Every line of the material is to be quoted verbatim, minus the pictures.

Dataset entries:
- - -
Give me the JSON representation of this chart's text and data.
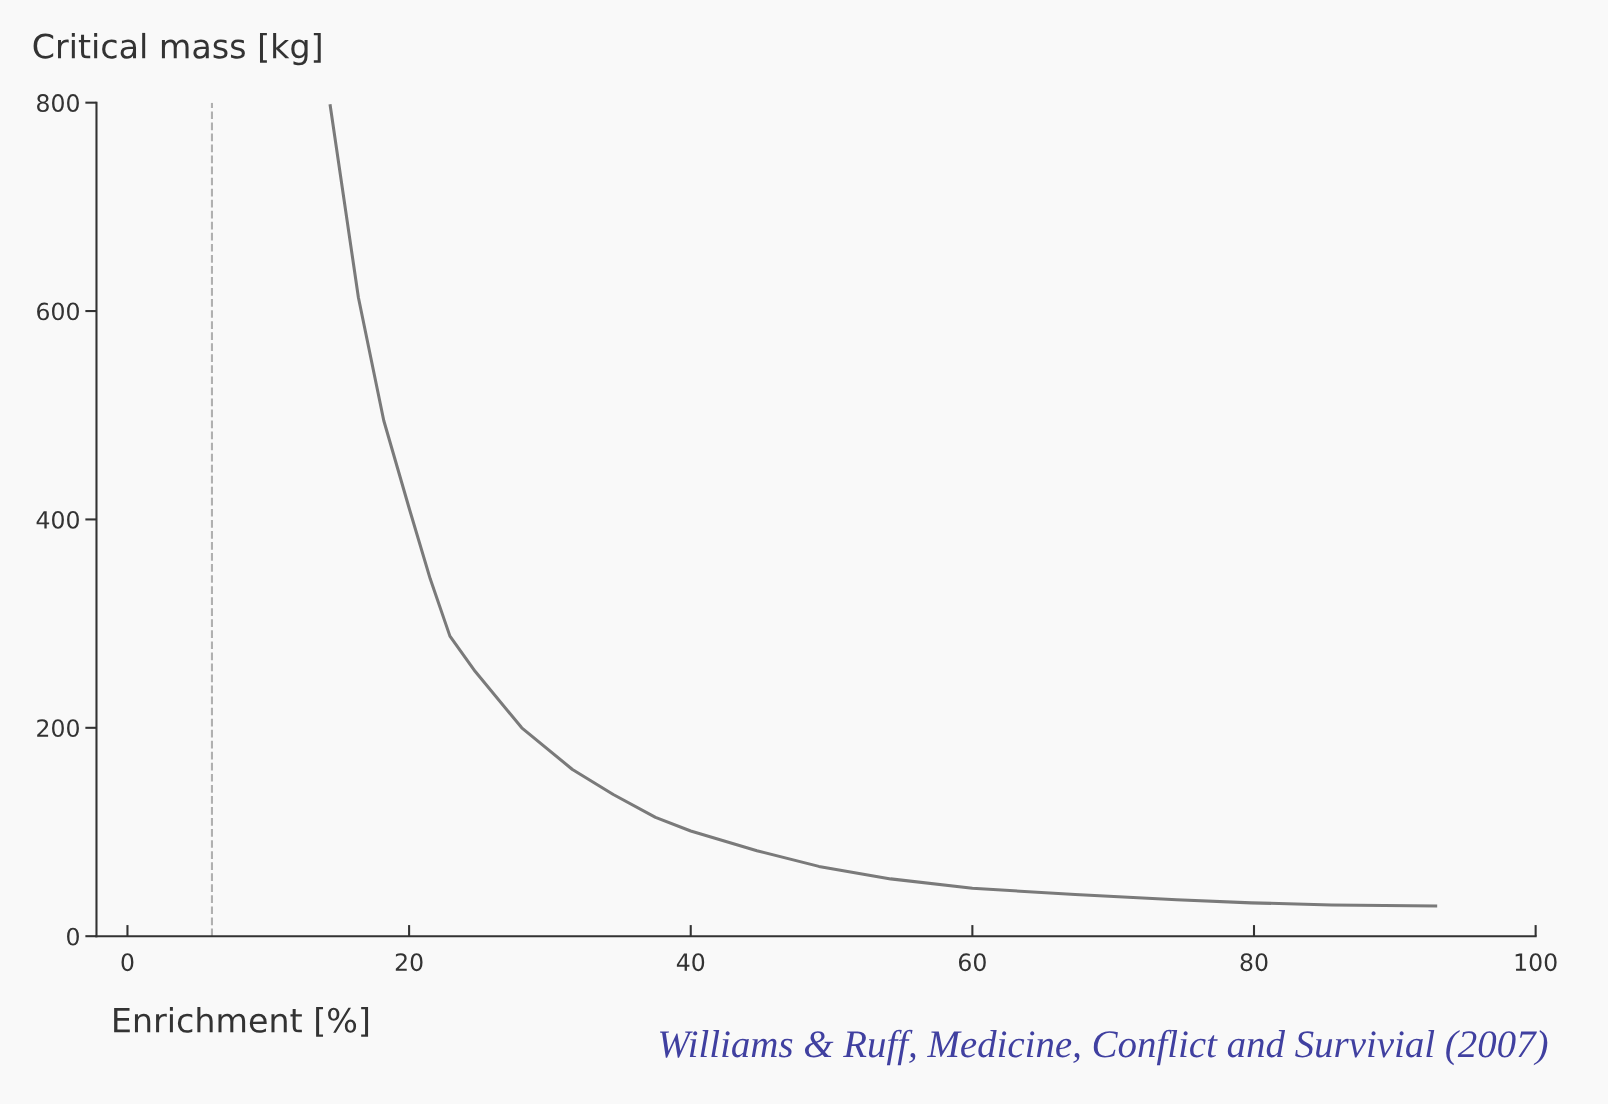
{
  "chart_data": {
    "type": "line",
    "xlabel": "Enrichment [%]",
    "ylabel": "Critical mass [kg]",
    "x": [
      14.4,
      16.4,
      18.2,
      20,
      21.5,
      22.9,
      24.7,
      28,
      31.6,
      34.5,
      37.5,
      40,
      44.7,
      49.1,
      54.2,
      60,
      67.3,
      74.5,
      79.8,
      85.5,
      92.9
    ],
    "series": [
      {
        "color": "#7a7a7a",
        "values": [
          797,
          613,
          495,
          411,
          343,
          288,
          254,
          200,
          160,
          136,
          114,
          101,
          82,
          67,
          55,
          46,
          40,
          35,
          32,
          30,
          29
        ]
      }
    ],
    "xlim": [
      -2.2,
      100
    ],
    "xticks": [
      0,
      20,
      40,
      60,
      80,
      100
    ],
    "ylim": [
      0,
      800
    ],
    "yticks": [
      0,
      200,
      400,
      600,
      800
    ],
    "grid": false,
    "legend": false,
    "marker": "none",
    "line_style": "solid",
    "ref_lines": [
      {
        "axis": "x",
        "value": 6,
        "label": null,
        "color": "#b0b0b0",
        "line_style": "dashed"
      }
    ],
    "annotations": [
      "Williams & Ruff, Medicine, Conflict and Survivial (2007)"
    ]
  }
}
- - -
Result
Give me the JSON representation of this chart's text and data.
{
  "chart_data": {
    "type": "line",
    "xlabel": "Enrichment [%]",
    "ylabel": "Critical mass [kg]",
    "x": [
      14.4,
      16.4,
      18.2,
      20,
      21.5,
      22.9,
      24.7,
      28,
      31.6,
      34.5,
      37.5,
      40,
      44.7,
      49.1,
      54.2,
      60,
      67.3,
      74.5,
      79.8,
      85.5,
      92.9
    ],
    "series": [
      {
        "color": "#7a7a7a",
        "values": [
          797,
          613,
          495,
          411,
          343,
          288,
          254,
          200,
          160,
          136,
          114,
          101,
          82,
          67,
          55,
          46,
          40,
          35,
          32,
          30,
          29
        ]
      }
    ],
    "xlim": [
      -2.2,
      100
    ],
    "xticks": [
      0,
      20,
      40,
      60,
      80,
      100
    ],
    "ylim": [
      0,
      800
    ],
    "yticks": [
      0,
      200,
      400,
      600,
      800
    ],
    "grid": false,
    "legend": false,
    "marker": "none",
    "line_style": "solid",
    "ref_lines": [
      {
        "axis": "x",
        "value": 6,
        "label": null,
        "color": "#b0b0b0",
        "line_style": "dashed"
      }
    ],
    "annotations": [
      "Williams & Ruff, Medicine, Conflict and Survivial (2007)"
    ]
  }
}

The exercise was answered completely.